YOUR INSTRUCTIONS ::
Output these lines exactly, from the line with "247, 720, 263]" up to and including the line with "- comment-count-link[interactable]: 5件のコメント: [99, 495, 498, 513]".

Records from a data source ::
■ ■ ■

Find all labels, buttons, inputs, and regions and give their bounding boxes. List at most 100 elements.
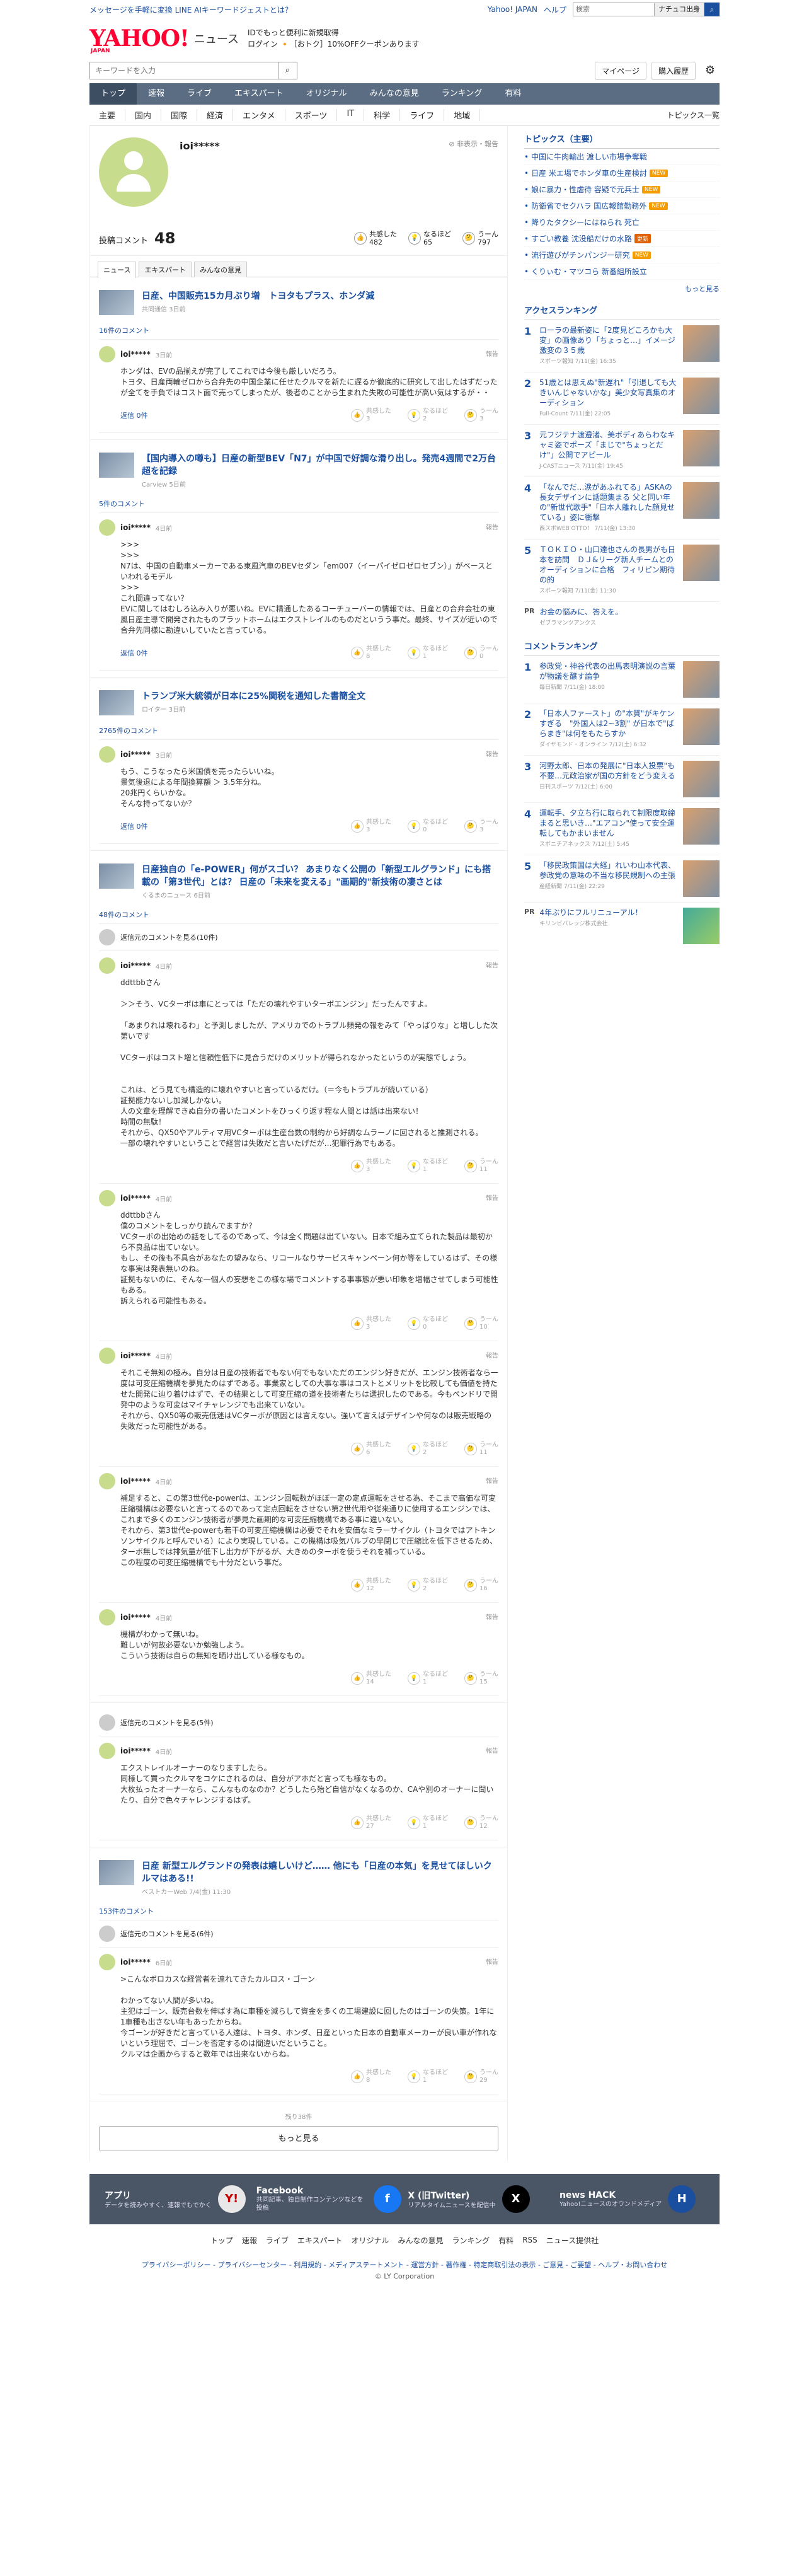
- topic-item[interactable]: 流行遊びがチンパンジー研究NEW: [524, 247, 720, 263]
- ranking-item[interactable]: 2 51歳とは思えぬ"新遅れ"「引退しても大きいんじゃないかな」美少女写真集のオー…: [524, 373, 720, 425]
- footer-link[interactable]: トップ: [210, 2235, 233, 2246]
- category-link[interactable]: スポーツ: [285, 109, 338, 121]
- hmm-button[interactable]: 🤔 うーん 15: [464, 1671, 498, 1686]
- ranking-item[interactable]: 4 運転手、夕立ち行に取られて制限度取締まると思いき…"エアコン"使って安全運転し…: [524, 803, 720, 855]
- comment-count-link[interactable]: 5件のコメント: [99, 495, 498, 513]
- report-link[interactable]: 報告: [486, 1745, 498, 1755]
- report-link[interactable]: 報告: [486, 960, 498, 969]
- nav-tab[interactable]: みんなの意見: [359, 83, 430, 105]
- legal-links[interactable]: プライバシーポリシー - プライバシーセンター - 利用規約 - メディアステー…: [89, 2260, 720, 2270]
- report-link[interactable]: 報告: [486, 1612, 498, 1621]
- article-title[interactable]: 日産、中国販売15カ月ぶり増 トヨタもプラス、ホンダ減: [142, 290, 374, 303]
- hmm-button[interactable]: 🤔 うーん 10: [464, 1316, 498, 1331]
- hmm-button[interactable]: 🤔 うーん 16: [464, 1578, 498, 1593]
- nav-tab[interactable]: ランキング: [430, 83, 494, 105]
- empathy-button[interactable]: 👍 共感した 8: [351, 2069, 391, 2084]
- topics-list-link[interactable]: トピックス一覧: [667, 110, 720, 120]
- article-card[interactable]: 日産 新型エルグランドの発表は嬉しいけど…… 他にも「日産の本気」を見せてほしい…: [99, 1854, 498, 1902]
- hide-report-link[interactable]: ⊘ 非表示・報告: [449, 139, 498, 149]
- topic-item[interactable]: 日産 米エ場でホンダ車の生産検討NEW: [524, 165, 720, 182]
- footer-link[interactable]: ライブ: [266, 2235, 289, 2246]
- comment-author[interactable]: ioi*****: [120, 350, 151, 359]
- nav-tab[interactable]: エキスパート: [223, 83, 295, 105]
- promo-link[interactable]: メッセージを手軽に変換 LINE AIキーワードジェストとは？: [89, 4, 292, 15]
- ranking-item[interactable]: 3 元フジテナ渡邉渚、美ボディあらわなキャミ姿でポーズ「まじで"ちょっとだけ"」公…: [524, 425, 720, 477]
- report-link[interactable]: 報告: [486, 749, 498, 758]
- login-promo[interactable]: IDでもっと便利に新規取得 ログイン 🔸［おトク］10%OFFクーポンあります: [248, 27, 420, 50]
- comment-count-link[interactable]: 16件のコメント: [99, 321, 498, 340]
- footer-link[interactable]: エキスパート: [297, 2235, 343, 2246]
- avatar[interactable]: [99, 519, 115, 536]
- footer-link[interactable]: ランキング: [452, 2235, 490, 2246]
- comment-count-link[interactable]: 2765件のコメント: [99, 722, 498, 740]
- insight-button[interactable]: 💡 なるほど 1: [408, 1671, 448, 1686]
- tab-1[interactable]: エキスパート: [139, 262, 192, 277]
- yahoo-logo[interactable]: YAHOO! JAPAN: [89, 27, 190, 54]
- empathy-button[interactable]: 👍 共感した 3: [351, 408, 391, 423]
- topic-item[interactable]: すごい教養 沈没船だけの水路更新: [524, 231, 720, 247]
- news-logo-text[interactable]: ニュース: [194, 30, 239, 47]
- comment-count-link[interactable]: 48件のコメント: [99, 906, 498, 924]
- nav-tab[interactable]: ライブ: [176, 83, 223, 105]
- category-link[interactable]: 地域: [444, 109, 481, 121]
- avatar[interactable]: [99, 1609, 115, 1626]
- footer-app-link[interactable]: X (旧Twitter) リアルタイムニュースを配信中 X: [408, 2183, 553, 2215]
- category-link[interactable]: 経済: [197, 109, 234, 121]
- mypage-button[interactable]: マイページ: [595, 61, 646, 80]
- footer-app-link[interactable]: news HACK Yahoo!ニュースのオウンドメディア H: [559, 2183, 704, 2215]
- reply-link[interactable]: 返信 0件: [120, 821, 148, 831]
- avatar[interactable]: [99, 1473, 115, 1489]
- empathy-button[interactable]: 👍 共感した 8: [351, 645, 391, 661]
- insight-button[interactable]: 💡 なるほど 0: [408, 819, 448, 834]
- avatar[interactable]: [99, 746, 115, 763]
- empathy-button[interactable]: 👍 共感した 12: [351, 1578, 391, 1593]
- nav-tab[interactable]: トップ: [89, 83, 137, 105]
- parent-comment-toggle[interactable]: 返信元のコメントを見る(10件): [99, 924, 498, 951]
- ranking-item[interactable]: 2 「日本人ファースト」の"本質"がキケンすぎる "外国人は2~3割" が日本で"…: [524, 703, 720, 756]
- article-title[interactable]: 【国内導入の噂も】日産の新型BEV「N7」が中国で好調な滑り出し。発売4週間で2…: [142, 453, 498, 478]
- ranking-item[interactable]: 3 河野太郎、日本の発展に"日本人投票"も不要…元政治家が国の方針をどう変える 日刊…: [524, 756, 720, 803]
- report-link[interactable]: 報告: [486, 522, 498, 531]
- hmm-button[interactable]: 🤔 うーん 3: [464, 819, 498, 834]
- report-link[interactable]: 報告: [486, 349, 498, 358]
- top-search-input[interactable]: [573, 3, 655, 16]
- empathy-button[interactable]: 👍 共感した 3: [351, 1316, 391, 1331]
- avatar[interactable]: [99, 1190, 115, 1206]
- empathy-button[interactable]: 👍 共感した 3: [351, 1158, 391, 1174]
- category-link[interactable]: 国際: [161, 109, 198, 121]
- insight-button[interactable]: 💡 なるほど 1: [408, 1158, 448, 1174]
- search-icon[interactable]: ⌕: [704, 3, 720, 16]
- hmm-button[interactable]: 🤔 うーん 0: [464, 645, 498, 661]
- avatar[interactable]: [99, 1348, 115, 1364]
- comment-count-link[interactable]: 153件のコメント: [99, 1902, 498, 1920]
- nav-tab[interactable]: オリジナル: [295, 83, 359, 105]
- hmm-button[interactable]: 🤔 うーん 3: [464, 408, 498, 423]
- ranking-item[interactable]: 1 参政党・神谷代表の出馬表明演説の言葉が物議を醸す論争 毎日新聞 7/11(金) …: [524, 656, 720, 703]
- reply-link[interactable]: 返信 0件: [120, 648, 148, 658]
- footer-app-link[interactable]: Facebook 共同記事、独自制作コンテンツなどを投稿 f: [256, 2183, 401, 2215]
- empathy-button[interactable]: 👍 共感した 14: [351, 1671, 391, 1686]
- comment-author[interactable]: ioi*****: [120, 523, 151, 532]
- article-title[interactable]: トランプ米大統領が日本に25%関税を通知した書簡全文: [142, 690, 365, 703]
- hmm-button[interactable]: 🤔 うーん 29: [464, 2069, 498, 2084]
- category-link[interactable]: エンタメ: [233, 109, 285, 121]
- footer-link[interactable]: ニュース提供社: [546, 2235, 599, 2246]
- empathy-button[interactable]: 👍 共感した 6: [351, 1441, 391, 1457]
- ranking-item[interactable]: 5 ＴＯＫＩＯ・山口達也さんの長男がも日本を訪問 ＤＪ&リーグ新人チームとのオーデ…: [524, 540, 720, 602]
- comment-pr[interactable]: PR 4年ぶりにフルリニューアル！ キリンビバレッジ株式会社: [524, 903, 720, 949]
- parent-comment-toggle[interactable]: 返信元のコメントを見る(6件): [99, 1920, 498, 1948]
- topic-item[interactable]: 娘に暴力・性虐待 容疑で元兵士NEW: [524, 182, 720, 198]
- empathy-button[interactable]: 👍 共感した 27: [351, 1815, 391, 1830]
- access-pr[interactable]: PR お金の悩みに、答えを。 ゼブラマンツアンクス: [524, 602, 720, 633]
- empathy-button[interactable]: 👍 共感した 3: [351, 819, 391, 834]
- insight-button[interactable]: 💡 なるほど 2: [408, 1441, 448, 1457]
- topic-item[interactable]: くりぃむ・マツコら 新番組所設立: [524, 263, 720, 280]
- article-card[interactable]: 日産独自の「e-POWER」何がスゴい？ あまりなく公開の「新型エルグランド」に…: [99, 857, 498, 906]
- help-link[interactable]: ヘルプ: [544, 4, 566, 15]
- report-link[interactable]: 報告: [486, 1193, 498, 1202]
- category-link[interactable]: 国内: [125, 109, 162, 121]
- topic-item[interactable]: 降りたタクシーにはねられ 死亡: [524, 214, 720, 231]
- insight-button[interactable]: 💡 なるほど 2: [408, 1578, 448, 1593]
- purchase-history-button[interactable]: 購入履歴: [651, 61, 696, 80]
- insight-button[interactable]: 💡 なるほど 1: [408, 1815, 448, 1830]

■ ■ ■

RESULT OF THE EXERCISE ::
- topic-item[interactable]: 流行遊びがチンパンジー研究NEW: [524, 247, 720, 263]
- ranking-item[interactable]: 2 51歳とは思えぬ"新遅れ"「引退しても大きいんじゃないかな」美少女写真集のオー…: [524, 373, 720, 425]
- footer-link[interactable]: トップ: [210, 2235, 233, 2246]
- category-link[interactable]: スポーツ: [285, 109, 338, 121]
- hmm-button[interactable]: 🤔 うーん 15: [464, 1671, 498, 1686]
- ranking-item[interactable]: 4 運転手、夕立ち行に取られて制限度取締まると思いき…"エアコン"使って安全運転し…: [524, 803, 720, 855]
- comment-count-link[interactable]: 5件のコメント: [99, 495, 498, 513]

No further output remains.